**What you have to do:** Each record below should appear again exactly as written.

[Rows from a dataset]
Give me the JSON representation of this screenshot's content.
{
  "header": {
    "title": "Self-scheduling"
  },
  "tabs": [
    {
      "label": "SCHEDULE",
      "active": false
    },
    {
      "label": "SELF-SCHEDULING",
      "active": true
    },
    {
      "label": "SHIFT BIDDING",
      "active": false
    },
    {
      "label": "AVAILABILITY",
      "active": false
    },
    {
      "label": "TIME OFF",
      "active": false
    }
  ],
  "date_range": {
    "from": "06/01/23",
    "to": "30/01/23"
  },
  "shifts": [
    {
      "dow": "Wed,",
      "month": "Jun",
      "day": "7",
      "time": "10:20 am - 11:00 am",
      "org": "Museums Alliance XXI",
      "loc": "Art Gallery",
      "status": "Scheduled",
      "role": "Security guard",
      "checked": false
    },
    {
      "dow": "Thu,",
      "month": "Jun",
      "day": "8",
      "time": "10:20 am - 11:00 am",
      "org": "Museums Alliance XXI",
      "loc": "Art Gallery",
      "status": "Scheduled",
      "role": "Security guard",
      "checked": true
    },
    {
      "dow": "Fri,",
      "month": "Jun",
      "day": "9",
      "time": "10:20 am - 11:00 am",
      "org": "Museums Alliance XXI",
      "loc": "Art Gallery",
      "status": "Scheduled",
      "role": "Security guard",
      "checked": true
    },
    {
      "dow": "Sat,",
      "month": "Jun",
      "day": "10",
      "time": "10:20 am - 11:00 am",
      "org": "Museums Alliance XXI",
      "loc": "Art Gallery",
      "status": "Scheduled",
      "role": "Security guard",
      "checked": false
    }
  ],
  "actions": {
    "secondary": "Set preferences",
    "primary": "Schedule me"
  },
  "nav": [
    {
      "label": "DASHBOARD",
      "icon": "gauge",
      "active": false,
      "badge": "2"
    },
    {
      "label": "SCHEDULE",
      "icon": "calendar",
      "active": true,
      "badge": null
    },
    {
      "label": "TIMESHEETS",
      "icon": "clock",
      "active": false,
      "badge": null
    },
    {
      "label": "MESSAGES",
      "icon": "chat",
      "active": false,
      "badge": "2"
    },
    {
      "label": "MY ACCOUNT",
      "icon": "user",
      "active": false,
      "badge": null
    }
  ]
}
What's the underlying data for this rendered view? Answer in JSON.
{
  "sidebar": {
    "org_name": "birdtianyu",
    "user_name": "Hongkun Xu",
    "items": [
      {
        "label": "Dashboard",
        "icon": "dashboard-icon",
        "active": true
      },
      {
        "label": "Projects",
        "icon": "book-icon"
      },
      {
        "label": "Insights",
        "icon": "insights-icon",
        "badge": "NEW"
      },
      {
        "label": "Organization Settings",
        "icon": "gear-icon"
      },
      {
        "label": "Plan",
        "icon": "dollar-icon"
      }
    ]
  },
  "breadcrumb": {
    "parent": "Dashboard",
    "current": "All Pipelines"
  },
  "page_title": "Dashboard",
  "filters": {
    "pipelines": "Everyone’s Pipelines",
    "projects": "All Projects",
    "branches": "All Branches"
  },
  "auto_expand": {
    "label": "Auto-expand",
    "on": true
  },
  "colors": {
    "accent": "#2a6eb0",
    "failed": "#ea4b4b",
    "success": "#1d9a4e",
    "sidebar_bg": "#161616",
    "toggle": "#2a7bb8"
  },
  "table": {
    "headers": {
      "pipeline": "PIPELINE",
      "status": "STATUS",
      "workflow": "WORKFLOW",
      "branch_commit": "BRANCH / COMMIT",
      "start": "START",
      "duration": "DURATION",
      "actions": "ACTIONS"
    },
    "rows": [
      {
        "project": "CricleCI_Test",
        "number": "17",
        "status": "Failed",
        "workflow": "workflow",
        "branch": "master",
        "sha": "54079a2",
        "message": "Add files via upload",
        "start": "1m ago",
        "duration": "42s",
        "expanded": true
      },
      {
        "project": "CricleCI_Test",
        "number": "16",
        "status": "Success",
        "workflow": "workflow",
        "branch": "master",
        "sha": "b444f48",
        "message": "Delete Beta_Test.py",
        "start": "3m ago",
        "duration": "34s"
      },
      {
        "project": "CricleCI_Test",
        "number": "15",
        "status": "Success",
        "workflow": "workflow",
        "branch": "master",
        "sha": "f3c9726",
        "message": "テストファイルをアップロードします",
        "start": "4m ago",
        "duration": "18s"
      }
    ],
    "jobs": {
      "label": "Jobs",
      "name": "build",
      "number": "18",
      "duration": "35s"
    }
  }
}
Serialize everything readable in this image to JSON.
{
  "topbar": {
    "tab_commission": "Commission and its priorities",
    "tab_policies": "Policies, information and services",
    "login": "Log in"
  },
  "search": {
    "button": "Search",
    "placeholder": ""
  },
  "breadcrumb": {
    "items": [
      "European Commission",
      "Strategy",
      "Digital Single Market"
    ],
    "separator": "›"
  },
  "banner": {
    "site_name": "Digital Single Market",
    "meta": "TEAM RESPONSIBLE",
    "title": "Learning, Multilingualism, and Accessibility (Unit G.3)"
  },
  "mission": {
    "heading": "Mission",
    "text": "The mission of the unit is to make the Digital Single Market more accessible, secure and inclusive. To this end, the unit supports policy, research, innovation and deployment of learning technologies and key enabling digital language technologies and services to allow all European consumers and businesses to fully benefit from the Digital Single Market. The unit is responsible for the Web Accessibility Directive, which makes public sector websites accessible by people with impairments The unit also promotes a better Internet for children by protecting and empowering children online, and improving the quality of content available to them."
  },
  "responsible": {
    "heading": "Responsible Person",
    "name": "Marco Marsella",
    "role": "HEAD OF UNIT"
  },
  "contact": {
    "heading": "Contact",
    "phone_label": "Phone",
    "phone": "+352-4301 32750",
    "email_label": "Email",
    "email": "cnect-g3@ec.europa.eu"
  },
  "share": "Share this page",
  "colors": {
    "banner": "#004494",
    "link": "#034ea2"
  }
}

**Output below:**
Give me the JSON representation of this screenshot's content.
{
  "header": {
    "title": "Self-scheduling"
  },
  "tabs": [
    {
      "label": "SCHEDULE",
      "active": false
    },
    {
      "label": "SELF-SCHEDULING",
      "active": true
    },
    {
      "label": "SHIFT BIDDING",
      "active": false
    },
    {
      "label": "AVAILABILITY",
      "active": false
    },
    {
      "label": "TIME OFF",
      "active": false
    }
  ],
  "date_range": {
    "from": "06/01/23",
    "to": "30/01/23"
  },
  "shifts": [
    {
      "dow": "Wed,",
      "month": "Jun",
      "day": "7",
      "time": "10:20 am - 11:00 am",
      "org": "Museums Alliance XXI",
      "loc": "Art Gallery",
      "status": "Scheduled",
      "role": "Security guard",
      "checked": false
    },
    {
      "dow": "Thu,",
      "month": "Jun",
      "day": "8",
      "time": "10:20 am - 11:00 am",
      "org": "Museums Alliance XXI",
      "loc": "Art Gallery",
      "status": "Scheduled",
      "role": "Security guard",
      "checked": true
    },
    {
      "dow": "Fri,",
      "month": "Jun",
      "day": "9",
      "time": "10:20 am - 11:00 am",
      "org": "Museums Alliance XXI",
      "loc": "Art Gallery",
      "status": "Scheduled",
      "role": "Security guard",
      "checked": true
    },
    {
      "dow": "Sat,",
      "month": "Jun",
      "day": "10",
      "time": "10:20 am - 11:00 am",
      "org": "Museums Alliance XXI",
      "loc": "Art Gallery",
      "status": "Scheduled",
      "role": "Security guard",
      "checked": false
    }
  ],
  "actions": {
    "secondary": "Set preferences",
    "primary": "Schedule me"
  },
  "nav": [
    {
      "label": "DASHBOARD",
      "icon": "gauge",
      "active": false,
      "badge": "2"
    },
    {
      "label": "SCHEDULE",
      "icon": "calendar",
      "active": true,
      "badge": null
    },
    {
      "label": "TIMESHEETS",
      "icon": "clock",
      "active": false,
      "badge": null
    },
    {
      "label": "MESSAGES",
      "icon": "chat",
      "active": false,
      "badge": "2"
    },
    {
      "label": "MY ACCOUNT",
      "icon": "user",
      "active": false,
      "badge": null
    }
  ]
}
What's the underlying data for this rendered view? Answer in JSON.
{
  "sidebar": {
    "org_name": "birdtianyu",
    "user_name": "Hongkun Xu",
    "items": [
      {
        "label": "Dashboard",
        "icon": "dashboard-icon",
        "active": true
      },
      {
        "label": "Projects",
        "icon": "book-icon"
      },
      {
        "label": "Insights",
        "icon": "insights-icon",
        "badge": "NEW"
      },
      {
        "label": "Organization Settings",
        "icon": "gear-icon"
      },
      {
        "label": "Plan",
        "icon": "dollar-icon"
      }
    ]
  },
  "breadcrumb": {
    "parent": "Dashboard",
    "current": "All Pipelines"
  },
  "page_title": "Dashboard",
  "filters": {
    "pipelines": "Everyone’s Pipelines",
    "projects": "All Projects",
    "branches": "All Branches"
  },
  "auto_expand": {
    "label": "Auto-expand",
    "on": true
  },
  "colors": {
    "accent": "#2a6eb0",
    "failed": "#ea4b4b",
    "success": "#1d9a4e",
    "sidebar_bg": "#161616",
    "toggle": "#2a7bb8"
  },
  "table": {
    "headers": {
      "pipeline": "PIPELINE",
      "status": "STATUS",
      "workflow": "WORKFLOW",
      "branch_commit": "BRANCH / COMMIT",
      "start": "START",
      "duration": "DURATION",
      "actions": "ACTIONS"
    },
    "rows": [
      {
        "project": "CricleCI_Test",
        "number": "17",
        "status": "Failed",
        "workflow": "workflow",
        "branch": "master",
        "sha": "54079a2",
        "message": "Add files via upload",
        "start": "1m ago",
        "duration": "42s",
        "expanded": true
      },
      {
        "project": "CricleCI_Test",
        "number": "16",
        "status": "Success",
        "workflow": "workflow",
        "branch": "master",
        "sha": "b444f48",
        "message": "Delete Beta_Test.py",
        "start": "3m ago",
        "duration": "34s"
      },
      {
        "project": "CricleCI_Test",
        "number": "15",
        "status": "Success",
        "workflow": "workflow",
        "branch": "master",
        "sha": "f3c9726",
        "message": "テストファイルをアップロードします",
        "start": "4m ago",
        "duration": "18s"
      }
    ],
    "jobs": {
      "label": "Jobs",
      "name": "build",
      "number": "18",
      "duration": "35s"
    }
  }
}
Serialize everything readable in this image to JSON.
{
  "topbar": {
    "tab_commission": "Commission and its priorities",
    "tab_policies": "Policies, information and services",
    "login": "Log in"
  },
  "search": {
    "button": "Search",
    "placeholder": ""
  },
  "breadcrumb": {
    "items": [
      "European Commission",
      "Strategy",
      "Digital Single Market"
    ],
    "separator": "›"
  },
  "banner": {
    "site_name": "Digital Single Market",
    "meta": "TEAM RESPONSIBLE",
    "title": "Learning, Multilingualism, and Accessibility (Unit G.3)"
  },
  "mission": {
    "heading": "Mission",
    "text": "The mission of the unit is to make the Digital Single Market more accessible, secure and inclusive. To this end, the unit supports policy, research, innovation and deployment of learning technologies and key enabling digital language technologies and services to allow all European consumers and businesses to fully benefit from the Digital Single Market. The unit is responsible for the Web Accessibility Directive, which makes public sector websites accessible by people with impairments The unit also promotes a better Internet for children by protecting and empowering children online, and improving the quality of content available to them."
  },
  "responsible": {
    "heading": "Responsible Person",
    "name": "Marco Marsella",
    "role": "HEAD OF UNIT"
  },
  "contact": {
    "heading": "Contact",
    "phone_label": "Phone",
    "phone": "+352-4301 32750",
    "email_label": "Email",
    "email": "cnect-g3@ec.europa.eu"
  },
  "share": "Share this page",
  "colors": {
    "banner": "#004494",
    "link": "#034ea2"
  }
}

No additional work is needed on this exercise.